- **WHAT TO PRODUCE**: Identify the lines bearing the string "text" and gather them.
━━━ SOURCE DATA
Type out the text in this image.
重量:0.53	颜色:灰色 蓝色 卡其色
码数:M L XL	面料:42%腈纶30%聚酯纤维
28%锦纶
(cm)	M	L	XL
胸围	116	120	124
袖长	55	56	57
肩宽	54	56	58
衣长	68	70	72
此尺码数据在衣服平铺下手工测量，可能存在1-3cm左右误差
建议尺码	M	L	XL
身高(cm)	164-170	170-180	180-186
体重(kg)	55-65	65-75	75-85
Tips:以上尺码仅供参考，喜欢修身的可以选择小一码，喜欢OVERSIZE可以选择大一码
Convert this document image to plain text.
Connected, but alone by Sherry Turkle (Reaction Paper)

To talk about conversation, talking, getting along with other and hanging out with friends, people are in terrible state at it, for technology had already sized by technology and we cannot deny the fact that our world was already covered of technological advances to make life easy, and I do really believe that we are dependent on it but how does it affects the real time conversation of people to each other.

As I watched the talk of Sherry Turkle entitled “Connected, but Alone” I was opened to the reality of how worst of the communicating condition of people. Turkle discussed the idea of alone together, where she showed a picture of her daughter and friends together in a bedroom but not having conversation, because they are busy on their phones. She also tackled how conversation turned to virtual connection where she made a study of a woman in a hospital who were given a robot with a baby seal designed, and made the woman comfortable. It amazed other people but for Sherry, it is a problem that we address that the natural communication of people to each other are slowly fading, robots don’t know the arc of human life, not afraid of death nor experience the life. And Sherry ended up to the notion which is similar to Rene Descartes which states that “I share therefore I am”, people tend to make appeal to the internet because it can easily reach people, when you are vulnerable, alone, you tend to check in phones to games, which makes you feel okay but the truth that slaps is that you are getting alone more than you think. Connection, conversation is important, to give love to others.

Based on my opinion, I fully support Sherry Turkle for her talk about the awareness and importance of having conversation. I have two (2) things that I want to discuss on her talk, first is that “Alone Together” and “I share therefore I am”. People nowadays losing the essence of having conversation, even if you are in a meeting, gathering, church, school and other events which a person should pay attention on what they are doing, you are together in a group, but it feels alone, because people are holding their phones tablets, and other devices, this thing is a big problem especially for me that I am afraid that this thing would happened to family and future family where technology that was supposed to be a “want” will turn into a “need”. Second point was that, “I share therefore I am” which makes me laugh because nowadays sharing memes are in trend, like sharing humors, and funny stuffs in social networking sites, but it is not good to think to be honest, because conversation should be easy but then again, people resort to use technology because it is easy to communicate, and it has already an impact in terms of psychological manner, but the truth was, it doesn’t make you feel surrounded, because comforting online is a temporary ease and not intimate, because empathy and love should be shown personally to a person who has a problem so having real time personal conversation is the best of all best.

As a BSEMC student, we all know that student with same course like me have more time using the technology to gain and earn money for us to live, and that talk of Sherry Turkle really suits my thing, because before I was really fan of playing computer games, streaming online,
━━━━━━
- **EXPECTED OUTPUT**:
Type out the text in this image.
Convert this document image to plain text.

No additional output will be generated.